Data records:
··········

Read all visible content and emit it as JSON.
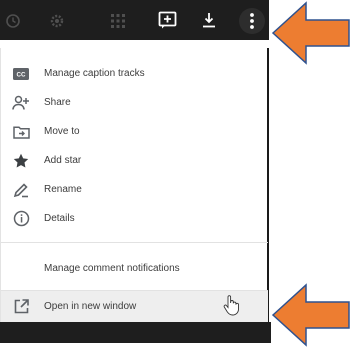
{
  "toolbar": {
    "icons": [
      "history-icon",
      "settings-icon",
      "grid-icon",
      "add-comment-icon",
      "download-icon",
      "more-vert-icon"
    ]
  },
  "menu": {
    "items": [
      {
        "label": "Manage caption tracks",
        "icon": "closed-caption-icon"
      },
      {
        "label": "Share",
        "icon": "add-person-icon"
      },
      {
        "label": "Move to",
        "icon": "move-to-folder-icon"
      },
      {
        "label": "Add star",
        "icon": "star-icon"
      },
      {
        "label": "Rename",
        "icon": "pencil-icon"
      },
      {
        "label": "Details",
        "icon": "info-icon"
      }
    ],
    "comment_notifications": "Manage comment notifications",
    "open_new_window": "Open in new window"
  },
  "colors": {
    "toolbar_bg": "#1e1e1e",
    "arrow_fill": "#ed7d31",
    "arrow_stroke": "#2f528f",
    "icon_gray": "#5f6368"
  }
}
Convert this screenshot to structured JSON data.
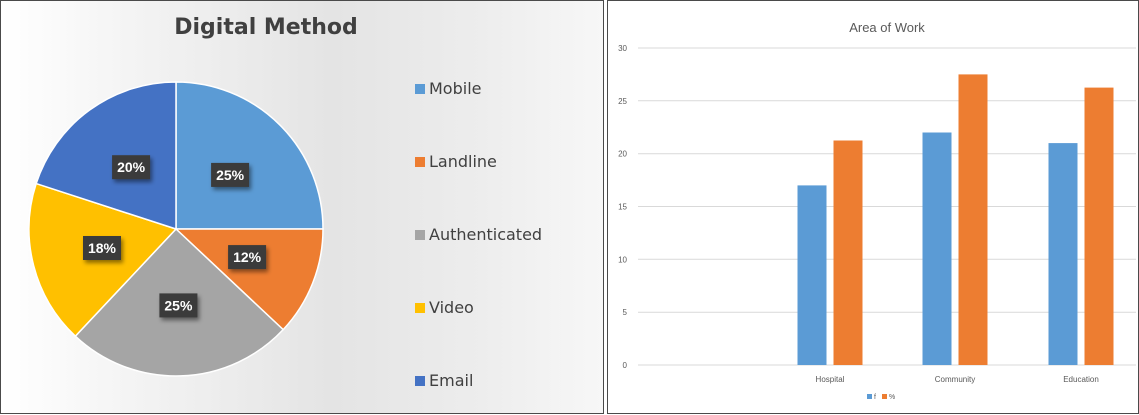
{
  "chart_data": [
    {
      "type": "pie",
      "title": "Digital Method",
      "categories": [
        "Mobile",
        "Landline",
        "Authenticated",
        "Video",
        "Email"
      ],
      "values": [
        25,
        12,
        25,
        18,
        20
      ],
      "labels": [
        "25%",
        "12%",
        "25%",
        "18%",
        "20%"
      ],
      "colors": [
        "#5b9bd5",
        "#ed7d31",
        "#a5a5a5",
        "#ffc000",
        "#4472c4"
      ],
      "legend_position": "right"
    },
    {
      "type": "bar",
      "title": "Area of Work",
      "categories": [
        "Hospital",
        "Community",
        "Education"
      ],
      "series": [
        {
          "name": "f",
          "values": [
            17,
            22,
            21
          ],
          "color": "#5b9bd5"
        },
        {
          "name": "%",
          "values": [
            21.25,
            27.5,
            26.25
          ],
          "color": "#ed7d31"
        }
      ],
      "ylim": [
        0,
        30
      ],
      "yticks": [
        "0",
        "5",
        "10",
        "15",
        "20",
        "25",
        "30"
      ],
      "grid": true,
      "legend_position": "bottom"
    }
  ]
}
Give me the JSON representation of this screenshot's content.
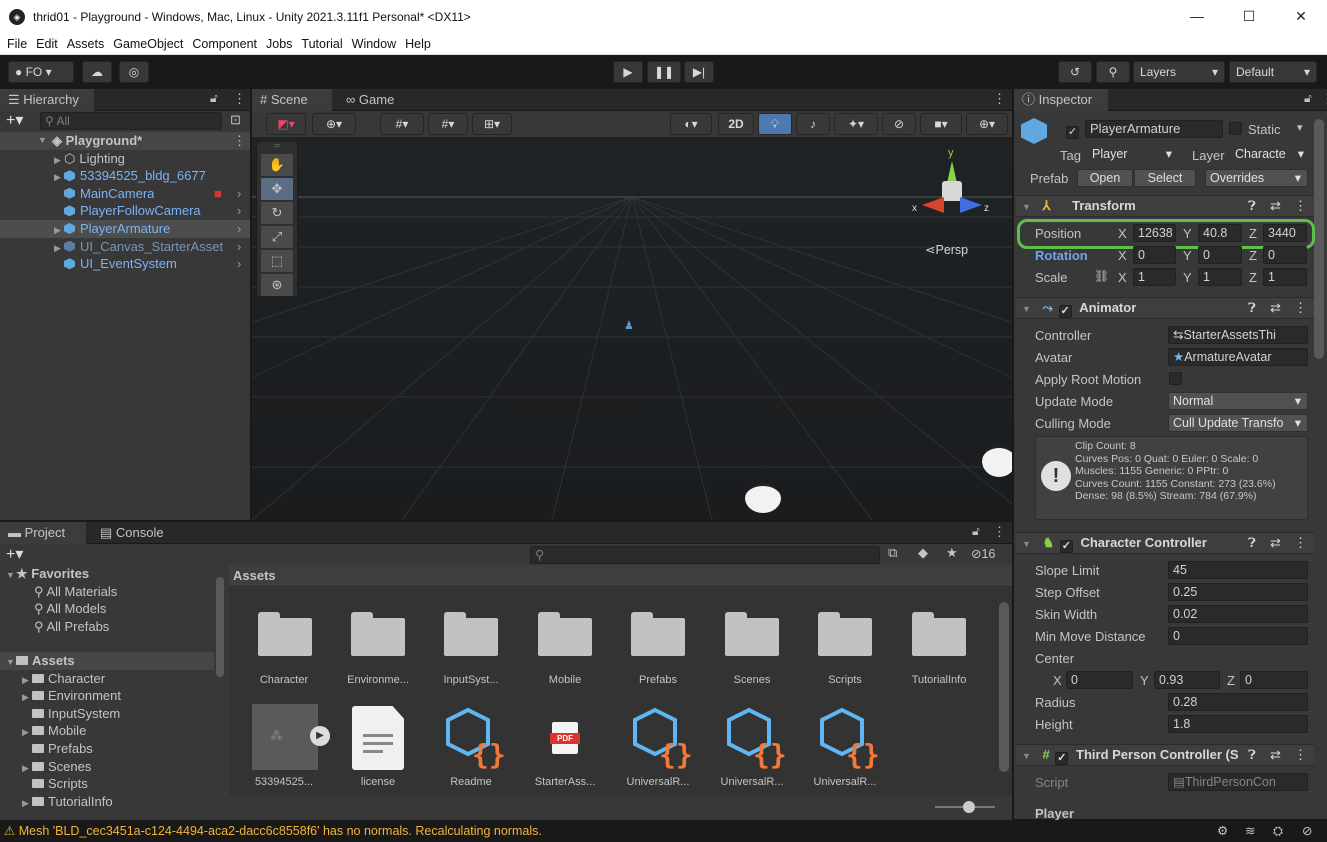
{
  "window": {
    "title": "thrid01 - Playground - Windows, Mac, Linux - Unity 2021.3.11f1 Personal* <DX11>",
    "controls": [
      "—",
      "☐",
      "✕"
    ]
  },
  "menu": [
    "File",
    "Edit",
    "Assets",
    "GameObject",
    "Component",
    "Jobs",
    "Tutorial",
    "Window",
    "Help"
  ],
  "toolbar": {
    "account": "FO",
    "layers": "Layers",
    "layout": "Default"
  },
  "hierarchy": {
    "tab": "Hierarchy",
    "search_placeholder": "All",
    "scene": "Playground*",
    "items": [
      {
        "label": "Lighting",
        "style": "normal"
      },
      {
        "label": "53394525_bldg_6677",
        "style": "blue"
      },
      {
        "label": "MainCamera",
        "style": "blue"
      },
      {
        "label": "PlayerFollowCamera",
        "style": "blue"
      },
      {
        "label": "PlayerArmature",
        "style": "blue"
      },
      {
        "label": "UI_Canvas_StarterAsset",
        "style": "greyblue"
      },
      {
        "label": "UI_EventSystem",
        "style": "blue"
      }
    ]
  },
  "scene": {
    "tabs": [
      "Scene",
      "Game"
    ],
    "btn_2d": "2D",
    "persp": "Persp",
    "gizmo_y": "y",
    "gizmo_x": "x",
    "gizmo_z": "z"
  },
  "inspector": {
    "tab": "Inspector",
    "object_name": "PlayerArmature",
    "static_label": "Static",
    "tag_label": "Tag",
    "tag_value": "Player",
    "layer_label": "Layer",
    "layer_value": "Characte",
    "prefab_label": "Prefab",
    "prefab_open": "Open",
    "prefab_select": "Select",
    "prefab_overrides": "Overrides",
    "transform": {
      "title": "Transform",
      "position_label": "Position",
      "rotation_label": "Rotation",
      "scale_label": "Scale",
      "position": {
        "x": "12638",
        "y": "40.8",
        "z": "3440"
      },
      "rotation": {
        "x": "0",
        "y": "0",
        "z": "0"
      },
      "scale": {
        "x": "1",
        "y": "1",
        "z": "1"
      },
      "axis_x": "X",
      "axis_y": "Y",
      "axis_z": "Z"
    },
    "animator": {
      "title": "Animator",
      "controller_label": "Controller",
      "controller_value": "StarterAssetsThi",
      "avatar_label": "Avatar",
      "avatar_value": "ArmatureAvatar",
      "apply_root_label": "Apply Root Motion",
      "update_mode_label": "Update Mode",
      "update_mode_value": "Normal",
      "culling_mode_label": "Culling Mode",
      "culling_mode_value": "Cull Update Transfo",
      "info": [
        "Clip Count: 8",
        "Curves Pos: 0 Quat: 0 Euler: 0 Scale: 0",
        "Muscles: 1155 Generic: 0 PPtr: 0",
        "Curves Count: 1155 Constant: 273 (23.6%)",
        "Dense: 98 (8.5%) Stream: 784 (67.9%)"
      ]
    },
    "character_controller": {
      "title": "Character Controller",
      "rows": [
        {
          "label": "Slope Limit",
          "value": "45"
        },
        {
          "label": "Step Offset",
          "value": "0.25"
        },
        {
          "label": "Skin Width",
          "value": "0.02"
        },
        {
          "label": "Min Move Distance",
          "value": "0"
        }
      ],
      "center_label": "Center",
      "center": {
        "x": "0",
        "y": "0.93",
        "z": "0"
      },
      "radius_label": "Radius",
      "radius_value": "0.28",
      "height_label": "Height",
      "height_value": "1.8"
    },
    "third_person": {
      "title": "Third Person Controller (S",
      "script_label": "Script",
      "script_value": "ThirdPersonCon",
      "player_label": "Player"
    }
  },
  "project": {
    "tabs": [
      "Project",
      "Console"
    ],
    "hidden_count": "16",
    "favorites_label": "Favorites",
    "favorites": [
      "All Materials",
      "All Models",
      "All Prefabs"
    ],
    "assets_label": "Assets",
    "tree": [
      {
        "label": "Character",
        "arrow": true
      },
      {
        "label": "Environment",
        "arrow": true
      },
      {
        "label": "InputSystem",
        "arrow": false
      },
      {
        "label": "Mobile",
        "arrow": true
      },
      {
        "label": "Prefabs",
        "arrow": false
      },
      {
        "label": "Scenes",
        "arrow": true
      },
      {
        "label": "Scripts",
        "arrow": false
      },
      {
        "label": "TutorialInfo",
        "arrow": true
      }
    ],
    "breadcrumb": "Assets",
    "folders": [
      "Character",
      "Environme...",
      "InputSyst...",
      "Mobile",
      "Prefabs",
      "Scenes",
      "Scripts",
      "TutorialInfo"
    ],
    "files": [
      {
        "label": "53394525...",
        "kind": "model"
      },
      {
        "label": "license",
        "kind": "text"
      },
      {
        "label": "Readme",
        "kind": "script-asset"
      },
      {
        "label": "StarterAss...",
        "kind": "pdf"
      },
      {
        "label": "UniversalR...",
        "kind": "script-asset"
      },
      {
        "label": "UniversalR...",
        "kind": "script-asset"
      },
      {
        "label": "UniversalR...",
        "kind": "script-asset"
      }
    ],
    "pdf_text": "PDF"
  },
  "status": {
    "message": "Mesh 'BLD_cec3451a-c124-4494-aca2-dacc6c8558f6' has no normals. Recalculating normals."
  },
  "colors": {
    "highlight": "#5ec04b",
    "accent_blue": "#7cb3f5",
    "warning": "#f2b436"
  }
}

··········

Select the lines that carry the string "caption" and copy them.

## Written answer
        "label": "Manage caption tracks",
        "icon": "closed-caption-icon"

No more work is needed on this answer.